### WRITTEN EXERCISE
Repeat each entry as written, dropping any picture you find.

═════ MATERIAL PROVIDED ═════

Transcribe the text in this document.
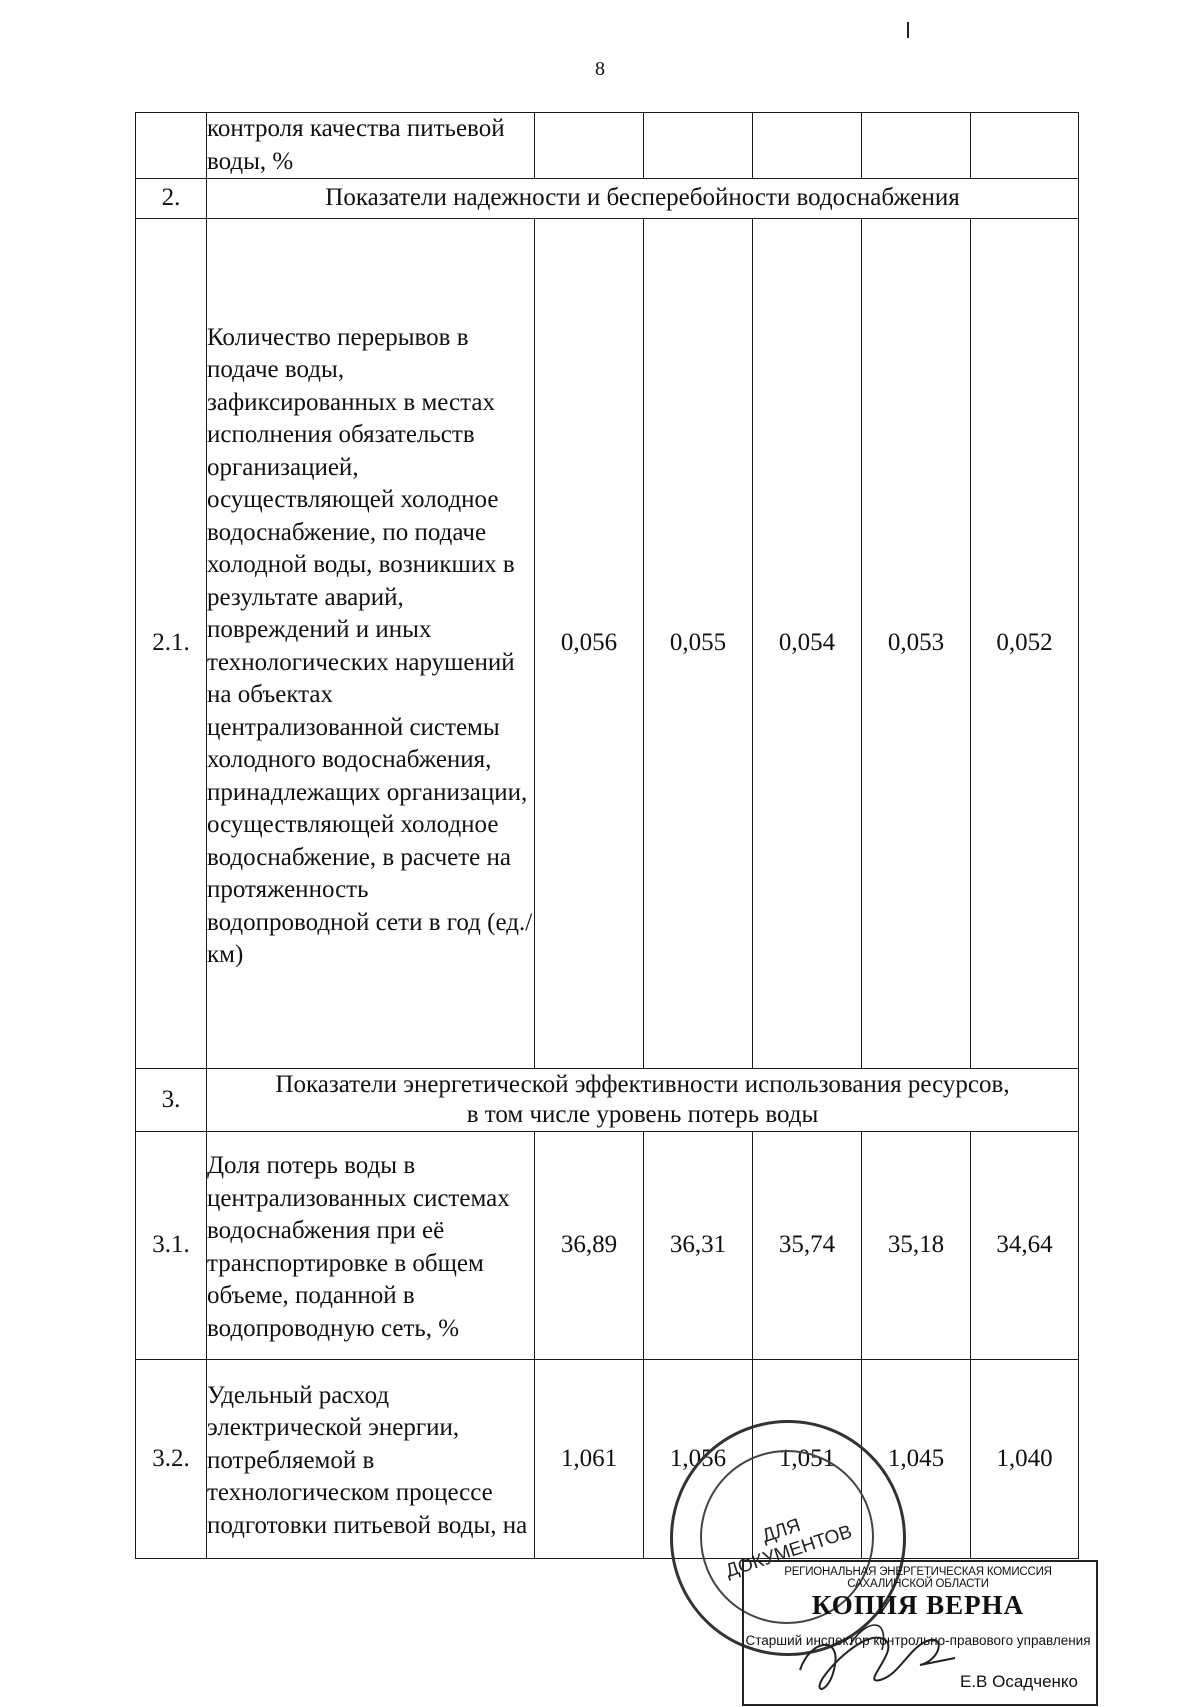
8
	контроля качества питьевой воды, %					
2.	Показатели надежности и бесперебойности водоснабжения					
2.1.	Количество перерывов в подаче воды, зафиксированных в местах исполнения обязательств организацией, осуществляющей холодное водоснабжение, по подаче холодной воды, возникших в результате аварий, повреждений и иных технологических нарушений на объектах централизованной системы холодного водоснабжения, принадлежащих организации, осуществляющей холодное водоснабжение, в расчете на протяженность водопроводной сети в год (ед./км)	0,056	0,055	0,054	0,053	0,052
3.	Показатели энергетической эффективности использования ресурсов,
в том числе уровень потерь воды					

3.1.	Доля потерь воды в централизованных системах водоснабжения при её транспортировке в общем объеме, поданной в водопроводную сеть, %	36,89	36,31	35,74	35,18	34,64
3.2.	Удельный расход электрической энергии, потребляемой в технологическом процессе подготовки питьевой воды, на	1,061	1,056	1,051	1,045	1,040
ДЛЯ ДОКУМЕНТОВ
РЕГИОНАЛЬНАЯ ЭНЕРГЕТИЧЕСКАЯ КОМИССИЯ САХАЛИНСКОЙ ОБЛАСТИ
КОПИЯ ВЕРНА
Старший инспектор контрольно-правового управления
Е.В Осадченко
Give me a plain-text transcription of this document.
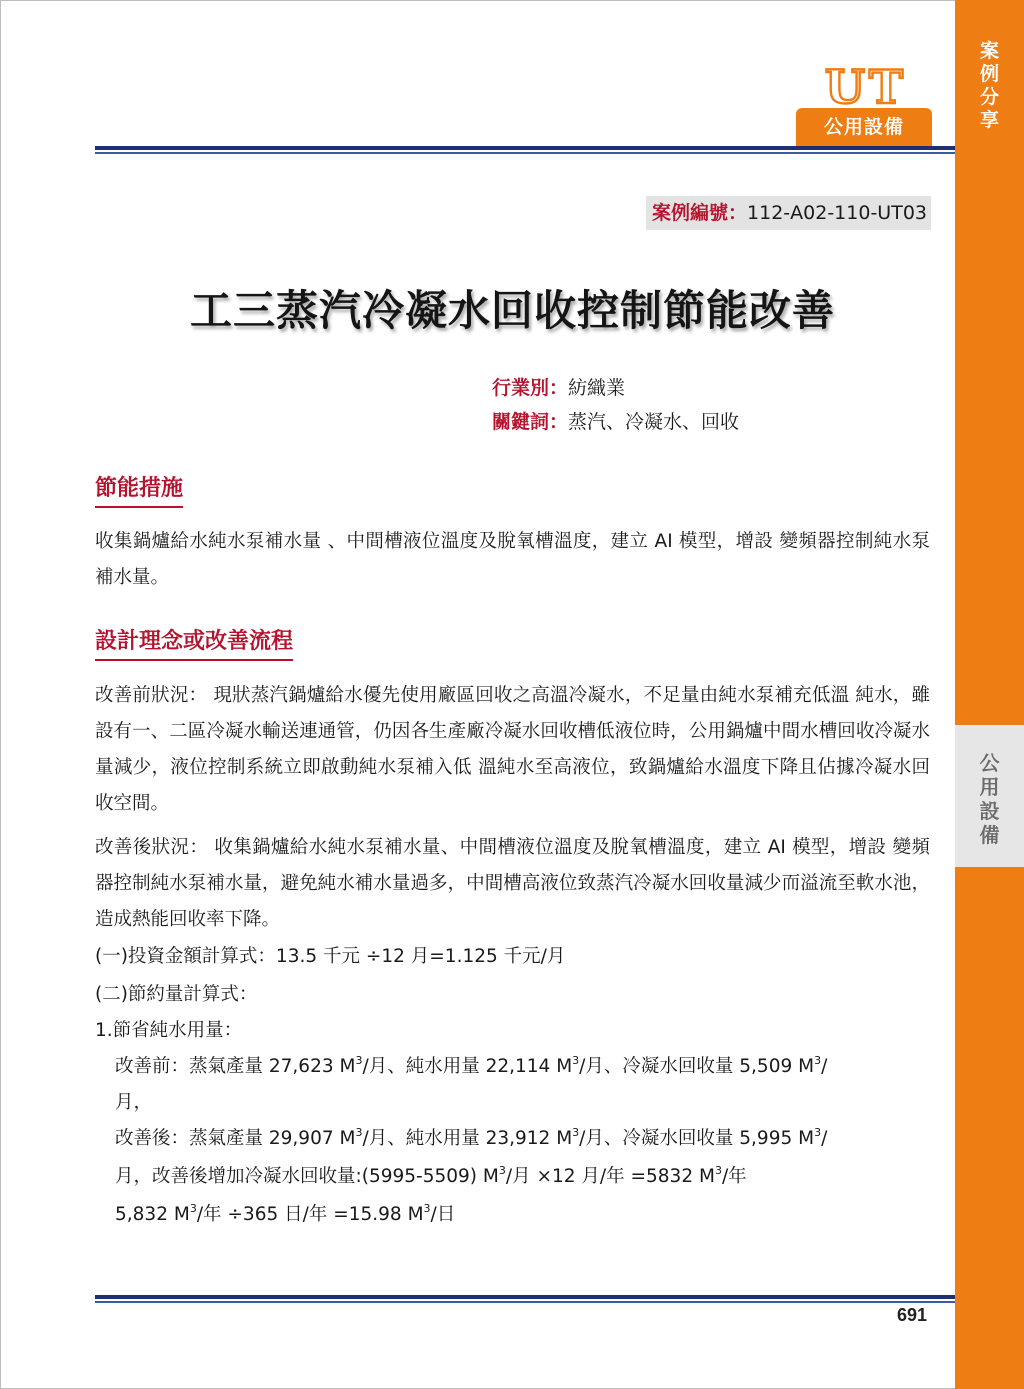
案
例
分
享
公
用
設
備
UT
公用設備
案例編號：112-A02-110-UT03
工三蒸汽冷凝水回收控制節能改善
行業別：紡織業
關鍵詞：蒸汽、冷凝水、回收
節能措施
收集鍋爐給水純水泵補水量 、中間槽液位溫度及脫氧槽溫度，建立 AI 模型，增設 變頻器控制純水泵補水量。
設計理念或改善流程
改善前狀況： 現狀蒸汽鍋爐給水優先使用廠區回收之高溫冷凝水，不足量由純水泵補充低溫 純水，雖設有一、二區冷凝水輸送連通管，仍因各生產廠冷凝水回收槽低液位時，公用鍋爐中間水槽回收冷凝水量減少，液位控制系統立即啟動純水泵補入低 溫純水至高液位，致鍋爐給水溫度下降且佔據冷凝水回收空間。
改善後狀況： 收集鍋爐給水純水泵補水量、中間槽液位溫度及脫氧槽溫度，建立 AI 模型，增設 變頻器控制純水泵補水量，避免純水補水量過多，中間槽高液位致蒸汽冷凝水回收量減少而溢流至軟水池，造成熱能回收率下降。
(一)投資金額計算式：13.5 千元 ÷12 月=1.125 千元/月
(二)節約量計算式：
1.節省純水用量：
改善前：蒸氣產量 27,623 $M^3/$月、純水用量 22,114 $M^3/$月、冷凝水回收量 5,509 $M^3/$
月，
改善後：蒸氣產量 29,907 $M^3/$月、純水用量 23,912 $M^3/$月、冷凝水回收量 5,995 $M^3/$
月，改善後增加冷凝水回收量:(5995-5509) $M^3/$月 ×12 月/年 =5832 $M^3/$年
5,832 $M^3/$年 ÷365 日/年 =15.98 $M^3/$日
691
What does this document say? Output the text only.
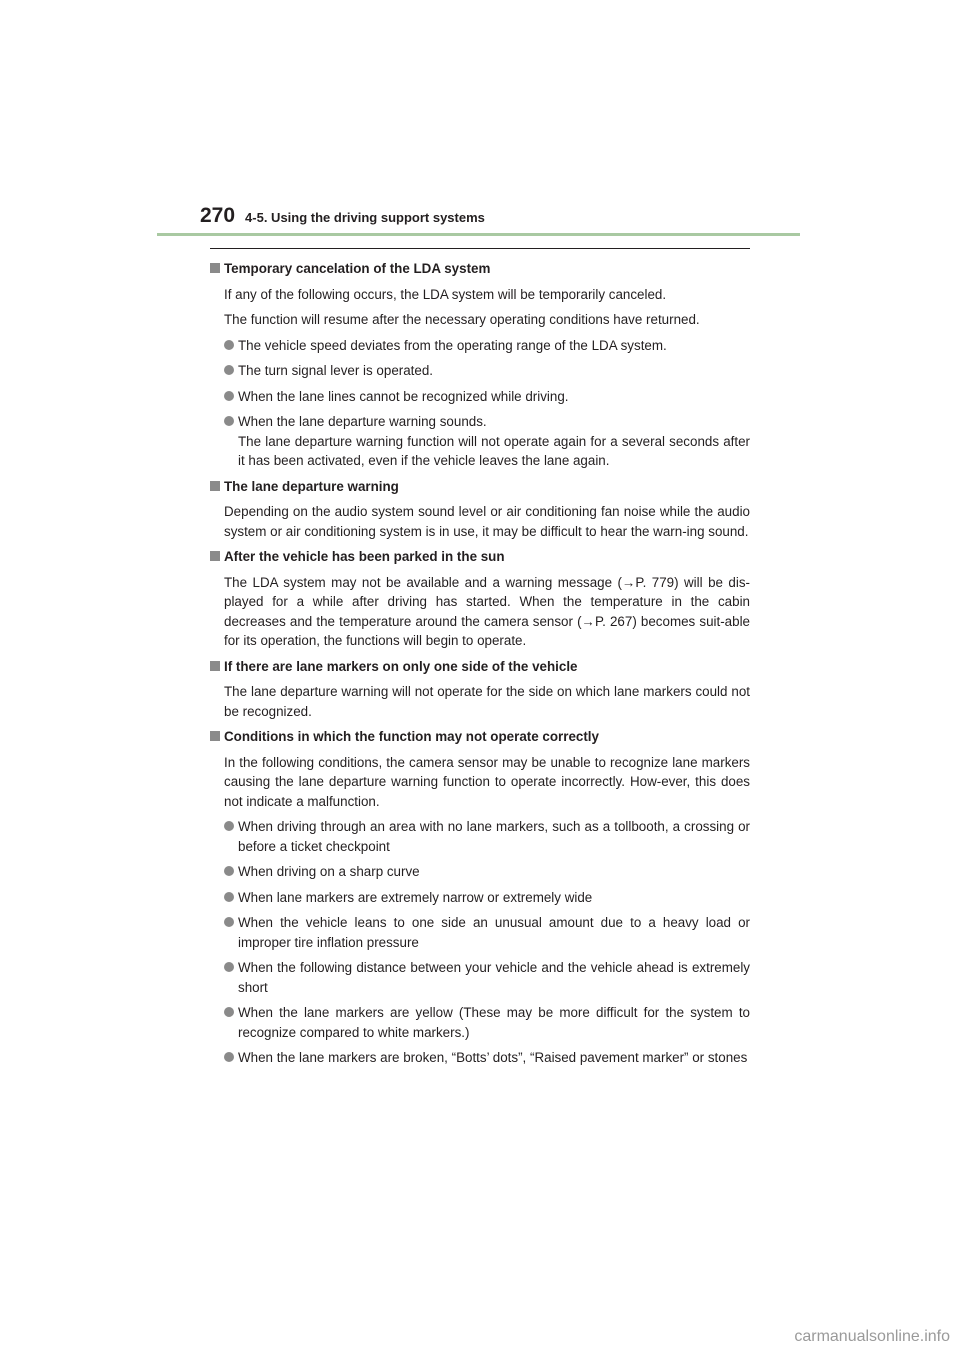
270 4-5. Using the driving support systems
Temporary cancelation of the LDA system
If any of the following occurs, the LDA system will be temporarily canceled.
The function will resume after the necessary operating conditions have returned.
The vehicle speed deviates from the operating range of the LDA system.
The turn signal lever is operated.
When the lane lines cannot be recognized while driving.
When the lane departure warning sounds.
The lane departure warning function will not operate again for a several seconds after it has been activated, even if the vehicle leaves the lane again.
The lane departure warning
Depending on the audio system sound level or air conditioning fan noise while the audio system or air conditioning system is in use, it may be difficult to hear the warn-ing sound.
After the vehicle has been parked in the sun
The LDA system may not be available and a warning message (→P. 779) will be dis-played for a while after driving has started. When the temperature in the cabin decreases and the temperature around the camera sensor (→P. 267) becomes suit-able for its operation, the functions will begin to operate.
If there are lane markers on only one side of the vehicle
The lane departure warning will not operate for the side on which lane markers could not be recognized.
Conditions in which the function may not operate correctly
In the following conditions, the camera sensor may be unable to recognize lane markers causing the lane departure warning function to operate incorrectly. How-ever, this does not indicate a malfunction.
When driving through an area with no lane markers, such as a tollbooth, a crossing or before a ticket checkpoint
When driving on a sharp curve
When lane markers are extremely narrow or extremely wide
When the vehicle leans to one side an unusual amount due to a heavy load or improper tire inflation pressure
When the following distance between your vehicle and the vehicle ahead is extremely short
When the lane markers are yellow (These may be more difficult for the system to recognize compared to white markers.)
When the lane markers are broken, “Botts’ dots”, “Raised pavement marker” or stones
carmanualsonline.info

═════

### IN RESPONSE
Transcribe the text in this document.
8
	контроля качества питьевой воды, %					
2.	Показатели надежности и бесперебойности водоснабжения					
2.1.	Количество перерывов в подаче воды, зафиксированных в местах исполнения обязательств организацией, осуществляющей холодное водоснабжение, по подаче холодной воды, возникших в результате аварий, повреждений и иных технологических нарушений на объектах централизованной системы холодного водоснабжения, принадлежащих организации, осуществляющей холодное водоснабжение, в расчете на протяженность водопроводной сети в год (ед./км)	0,056	0,055	0,054	0,053	0,052
3.	Показатели энергетической эффективности использования ресурсов,
в том числе уровень потерь воды					

3.1.	Доля потерь воды в централизованных системах водоснабжения при её транспортировке в общем объеме, поданной в водопроводную сеть, %	36,89	36,31	35,74	35,18	34,64
3.2.	Удельный расход электрической энергии, потребляемой в технологическом процессе подготовки питьевой воды, на	1,061	1,056	1,051	1,045	1,040
ДЛЯ ДОКУМЕНТОВ
РЕГИОНАЛЬНАЯ ЭНЕРГЕТИЧЕСКАЯ КОМИССИЯ САХАЛИНСКОЙ ОБЛАСТИ
КОПИЯ ВЕРНА
Старший инспектор контрольно-правового управления
Е.В Осадченко
Give me a plain-text transcription of this document.
案
例
分
享
公
用
設
備
UT
公用設備
案例編號：112-A02-110-UT03
工三蒸汽冷凝水回收控制節能改善
行業別：紡織業
關鍵詞：蒸汽、冷凝水、回收
節能措施
收集鍋爐給水純水泵補水量 、中間槽液位溫度及脫氧槽溫度，建立 AI 模型，增設 變頻器控制純水泵補水量。
設計理念或改善流程
改善前狀況： 現狀蒸汽鍋爐給水優先使用廠區回收之高溫冷凝水，不足量由純水泵補充低溫 純水，雖設有一、二區冷凝水輸送連通管，仍因各生產廠冷凝水回收槽低液位時，公用鍋爐中間水槽回收冷凝水量減少，液位控制系統立即啟動純水泵補入低 溫純水至高液位，致鍋爐給水溫度下降且佔據冷凝水回收空間。
改善後狀況： 收集鍋爐給水純水泵補水量、中間槽液位溫度及脫氧槽溫度，建立 AI 模型，增設 變頻器控制純水泵補水量，避免純水補水量過多，中間槽高液位致蒸汽冷凝水回收量減少而溢流至軟水池，造成熱能回收率下降。
(一)投資金額計算式：13.5 千元 ÷12 月=1.125 千元/月
(二)節約量計算式：
1.節省純水用量：
改善前：蒸氣產量 27,623 $M^3/$月、純水用量 22,114 $M^3/$月、冷凝水回收量 5,509 $M^3/$
月，
改善後：蒸氣產量 29,907 $M^3/$月、純水用量 23,912 $M^3/$月、冷凝水回收量 5,995 $M^3/$
月，改善後增加冷凝水回收量:(5995-5509) $M^3/$月 ×12 月/年 =5832 $M^3/$年
5,832 $M^3/$年 ÷365 日/年 =15.98 $M^3/$日
691
What does this document say? Output the text only.
270 4-5. Using the driving support systems
Temporary cancelation of the LDA system
If any of the following occurs, the LDA system will be temporarily canceled.
The function will resume after the necessary operating conditions have returned.
The vehicle speed deviates from the operating range of the LDA system.
The turn signal lever is operated.
When the lane lines cannot be recognized while driving.
When the lane departure warning sounds.
The lane departure warning function will not operate again for a several seconds after it has been activated, even if the vehicle leaves the lane again.
The lane departure warning
Depending on the audio system sound level or air conditioning fan noise while the audio system or air conditioning system is in use, it may be difficult to hear the warn-ing sound.
After the vehicle has been parked in the sun
The LDA system may not be available and a warning message (→P. 779) will be dis-played for a while after driving has started. When the temperature in the cabin decreases and the temperature around the camera sensor (→P. 267) becomes suit-able for its operation, the functions will begin to operate.
If there are lane markers on only one side of the vehicle
The lane departure warning will not operate for the side on which lane markers could not be recognized.
Conditions in which the function may not operate correctly
In the following conditions, the camera sensor may be unable to recognize lane markers causing the lane departure warning function to operate incorrectly. How-ever, this does not indicate a malfunction.
When driving through an area with no lane markers, such as a tollbooth, a crossing or before a ticket checkpoint
When driving on a sharp curve
When lane markers are extremely narrow or extremely wide
When the vehicle leans to one side an unusual amount due to a heavy load or improper tire inflation pressure
When the following distance between your vehicle and the vehicle ahead is extremely short
When the lane markers are yellow (These may be more difficult for the system to recognize compared to white markers.)
When the lane markers are broken, “Botts’ dots”, “Raised pavement marker” or stones
carmanualsonline.info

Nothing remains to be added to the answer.